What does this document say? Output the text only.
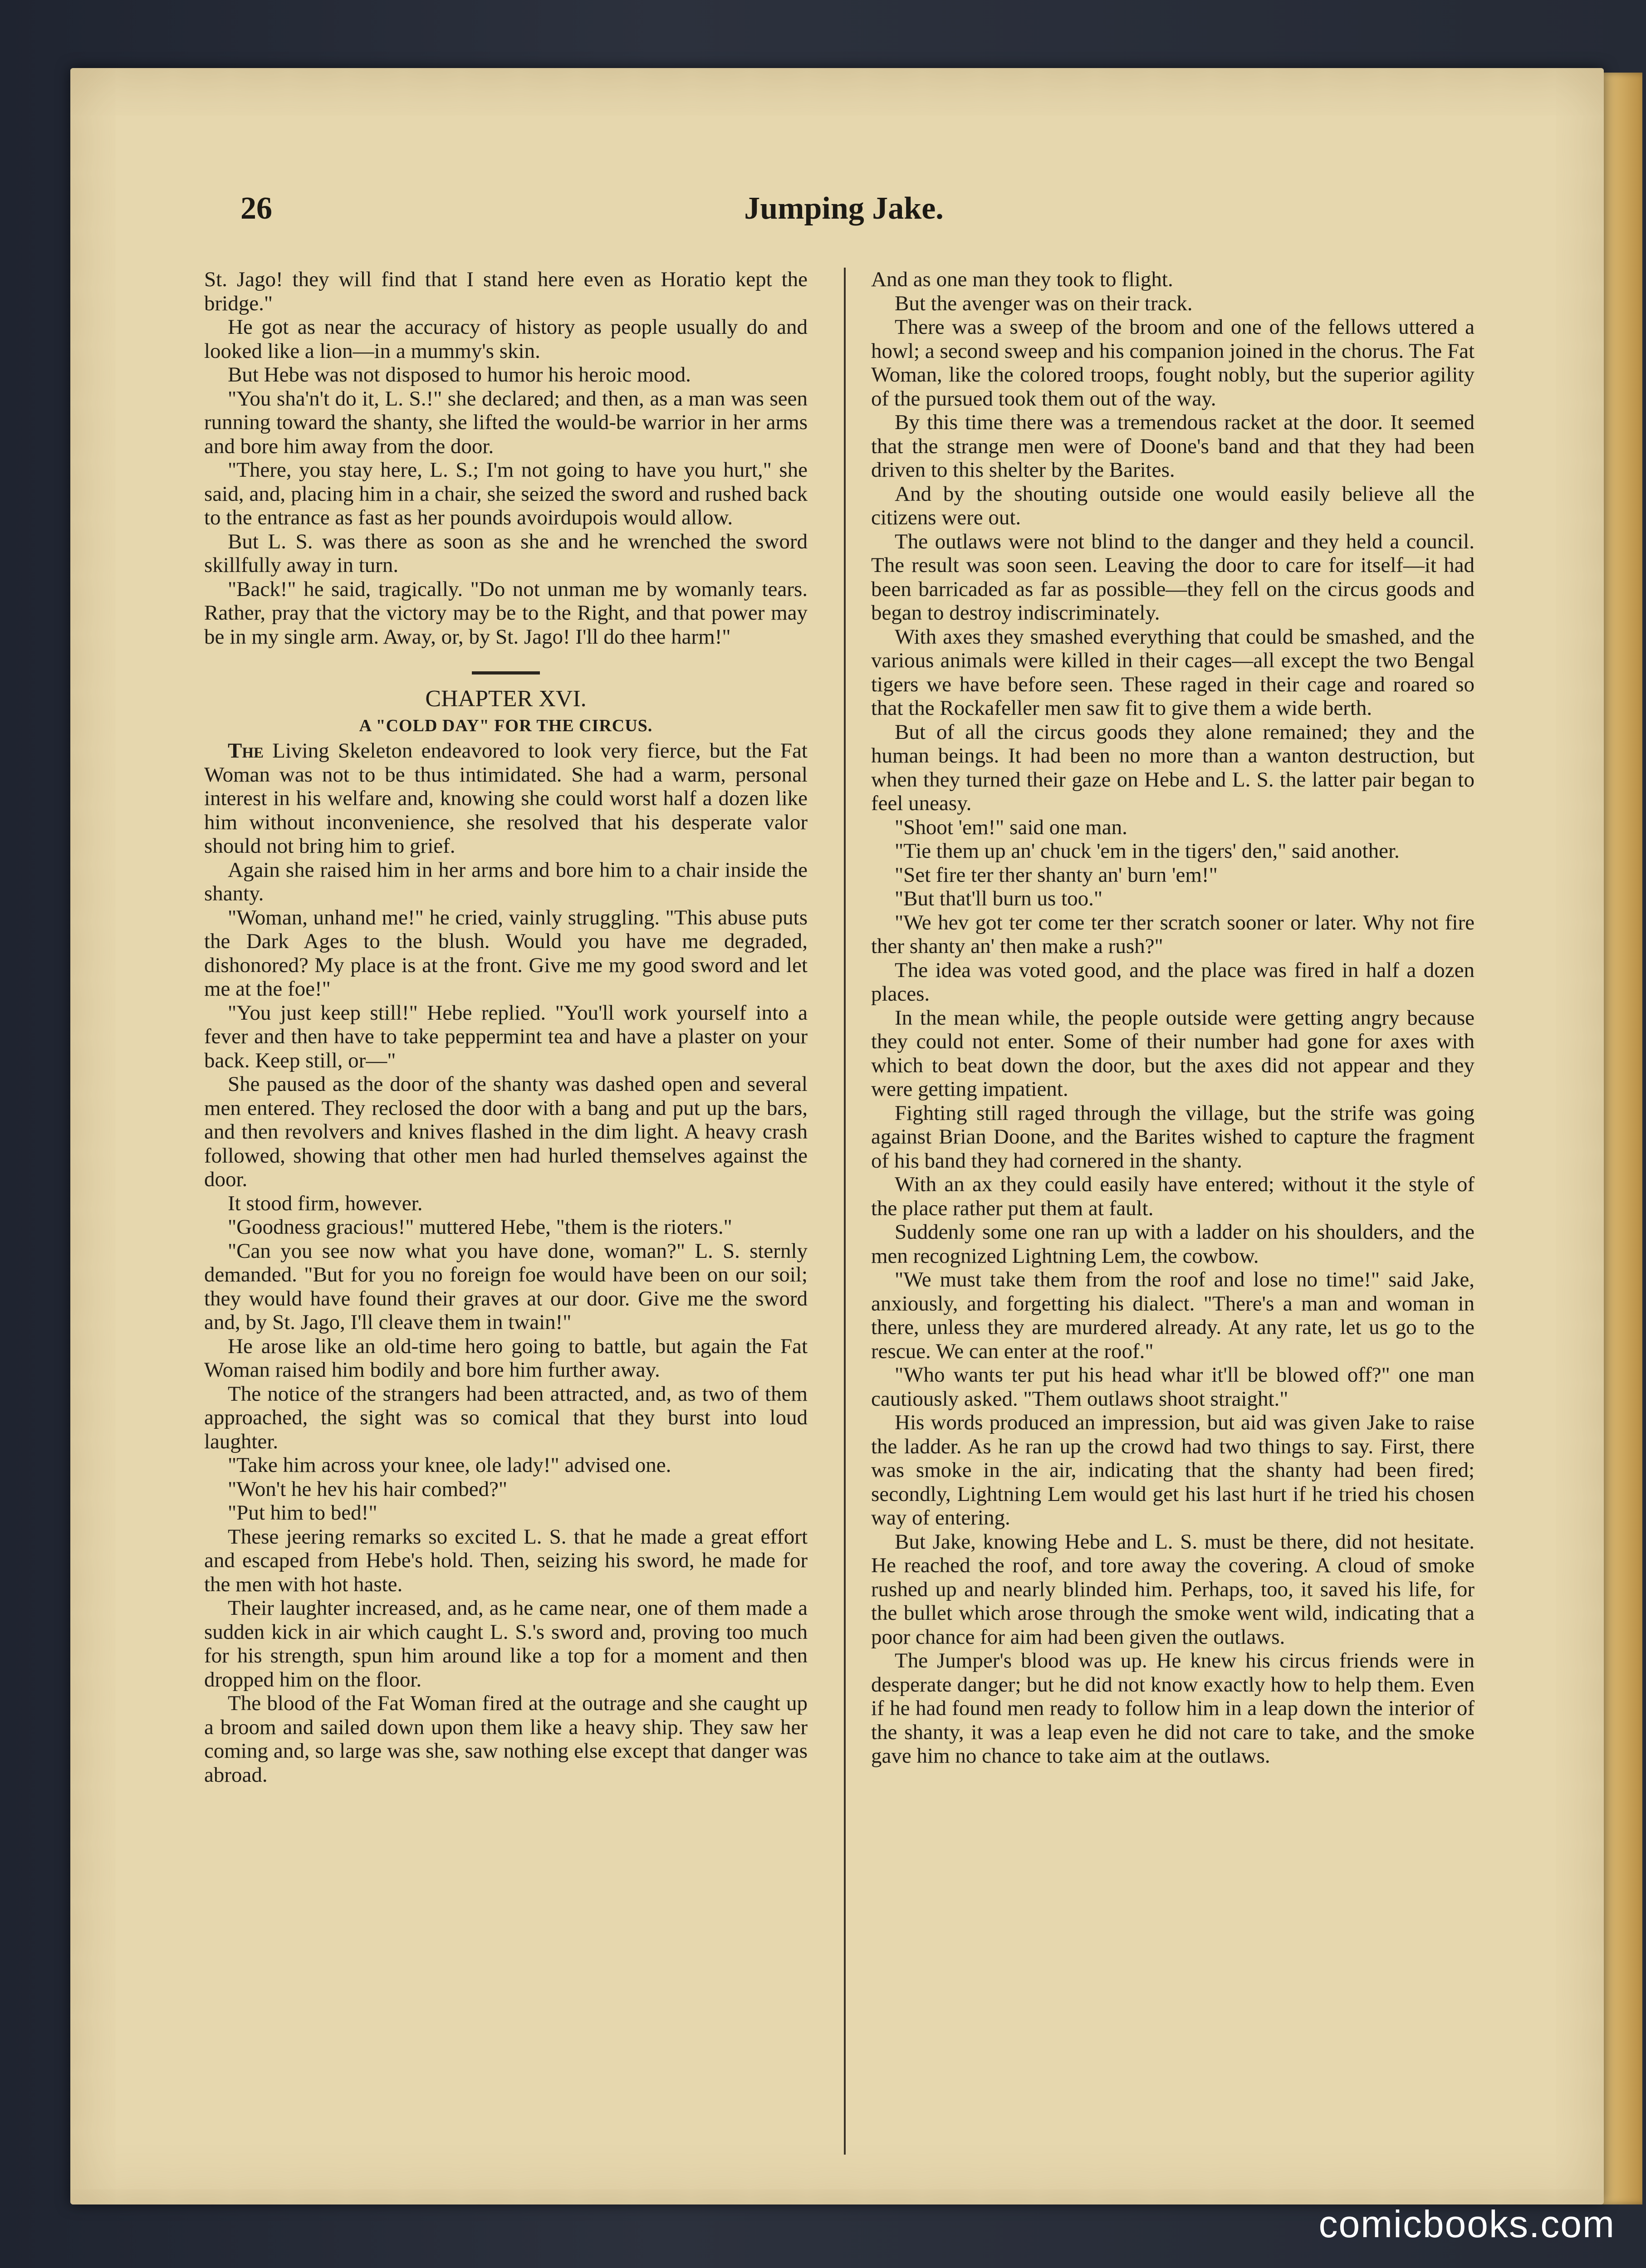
26	Jumping Jake.

St. Jago! they will find that I stand here even as Horatio kept the bridge."

He got as near the accuracy of history as people usually do and looked like a lion—in a mummy's skin.

But Hebe was not disposed to humor his heroic mood.

"You sha'n't do it, L. S.!" she declared; and then, as a man was seen running toward the shanty, she lifted the would-be warrior in her arms and bore him away from the door.

"There, you stay here, L. S.; I'm not going to have you hurt," she said, and, placing him in a chair, she seized the sword and rushed back to the entrance as fast as her pounds avoirdupois would allow.

But L. S. was there as soon as she and he wrenched the sword skillfully away in turn.

"Back!" he said, tragically. "Do not unman me by womanly tears. Rather, pray that the victory may be to the Right, and that power may be in my single arm. Away, or, by St. Jago! I'll do thee harm!"

CHAPTER XVI.

A "COLD DAY" FOR THE CIRCUS.

The Living Skeleton endeavored to look very fierce, but the Fat Woman was not to be thus intimidated. She had a warm, personal interest in his welfare and, knowing she could worst half a dozen like him without inconvenience, she resolved that his desperate valor should not bring him to grief.

Again she raised him in her arms and bore him to a chair inside the shanty.

"Woman, unhand me!" he cried, vainly struggling. "This abuse puts the Dark Ages to the blush. Would you have me degraded, dishonored? My place is at the front. Give me my good sword and let me at the foe!"

"You just keep still!" Hebe replied. "You'll work yourself into a fever and then have to take peppermint tea and have a plaster on your back. Keep still, or—"

She paused as the door of the shanty was dashed open and several men entered. They reclosed the door with a bang and put up the bars, and then revolvers and knives flashed in the dim light. A heavy crash followed, showing that other men had hurled themselves against the door.

It stood firm, however.

"Goodness gracious!" muttered Hebe, "them is the rioters."

"Can you see now what you have done, woman?" L. S. sternly demanded. "But for you no foreign foe would have been on our soil; they would have found their graves at our door. Give me the sword and, by St. Jago, I'll cleave them in twain!"

He arose like an old-time hero going to battle, but again the Fat Woman raised him bodily and bore him further away.

The notice of the strangers had been attracted, and, as two of them approached, the sight was so comical that they burst into loud laughter.

"Take him across your knee, ole lady!" advised one.

"Won't he hev his hair combed?"

"Put him to bed!"

These jeering remarks so excited L. S. that he made a great effort and escaped from Hebe's hold. Then, seizing his sword, he made for the men with hot haste.

Their laughter increased, and, as he came near, one of them made a sudden kick in air which caught L. S.'s sword and, proving too much for his strength, spun him around like a top for a moment and then dropped him on the floor.

The blood of the Fat Woman fired at the outrage and she caught up a broom and sailed down upon them like a heavy ship. They saw her coming and, so large was she, saw nothing else except that danger was abroad.

And as one man they took to flight.

But the avenger was on their track.

There was a sweep of the broom and one of the fellows uttered a howl; a second sweep and his companion joined in the chorus. The Fat Woman, like the colored troops, fought nobly, but the superior agility of the pursued took them out of the way.

By this time there was a tremendous racket at the door. It seemed that the strange men were of Doone's band and that they had been driven to this shelter by the Barites.

And by the shouting outside one would easily believe all the citizens were out.

The outlaws were not blind to the danger and they held a council. The result was soon seen. Leaving the door to care for itself—it had been barricaded as far as possible—they fell on the circus goods and began to destroy indiscriminately.

With axes they smashed everything that could be smashed, and the various animals were killed in their cages—all except the two Bengal tigers we have before seen. These raged in their cage and roared so that the Rockafeller men saw fit to give them a wide berth.

But of all the circus goods they alone remained; they and the human beings. It had been no more than a wanton destruction, but when they turned their gaze on Hebe and L. S. the latter pair began to feel uneasy.

"Shoot 'em!" said one man.

"Tie them up an' chuck 'em in the tigers' den," said another.

"Set fire ter ther shanty an' burn 'em!"

"But that'll burn us too."

"We hev got ter come ter ther scratch sooner or later. Why not fire ther shanty an' then make a rush?"

The idea was voted good, and the place was fired in half a dozen places.

In the mean while, the people outside were getting angry because they could not enter. Some of their number had gone for axes with which to beat down the door, but the axes did not appear and they were getting impatient.

Fighting still raged through the village, but the strife was going against Brian Doone, and the Barites wished to capture the fragment of his band they had cornered in the shanty.

With an ax they could easily have entered; without it the style of the place rather put them at fault.

Suddenly some one ran up with a ladder on his shoulders, and the men recognized Lightning Lem, the cowbow.

"We must take them from the roof and lose no time!" said Jake, anxiously, and forgetting his dialect. "There's a man and woman in there, unless they are murdered already. At any rate, let us go to the rescue. We can enter at the roof."

"Who wants ter put his head whar it'll be blowed off?" one man cautiously asked. "Them outlaws shoot straight."

His words produced an impression, but aid was given Jake to raise the ladder. As he ran up the crowd had two things to say. First, there was smoke in the air, indicating that the shanty had been fired; secondly, Lightning Lem would get his last hurt if he tried his chosen way of entering.

But Jake, knowing Hebe and L. S. must be there, did not hesitate. He reached the roof, and tore away the covering. A cloud of smoke rushed up and nearly blinded him. Perhaps, too, it saved his life, for the bullet which arose through the smoke went wild, indicating that a poor chance for aim had been given the outlaws.

The Jumper's blood was up. He knew his circus friends were in desperate danger; but he did not know exactly how to help them. Even if he had found men ready to follow him in a leap down the interior of the shanty, it was a leap even he did not care to take, and the smoke gave him no chance to take aim at the outlaws.

comicbooks.com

++++++++++

TASK:
Collect every line with the string "knowing" from the records, and copy each.

THE RESPONSE:
The Living Skeleton endeavored to look very fierce, but the Fat Woman was not to be thus intimidated. She had a warm, personal interest in his welfare and, knowing she could worst half a dozen like him without inconvenience, she resolved that his desperate valor should not bring him to grief.
But Jake, knowing Hebe and L. S. must be there, did not hesitate. He reached the roof, and tore away the covering. A cloud of smoke rushed up and nearly blinded him. Perhaps, too, it saved his life, for the bullet which arose through the smoke went wild, indicating that a poor chance for aim had been given the outlaws.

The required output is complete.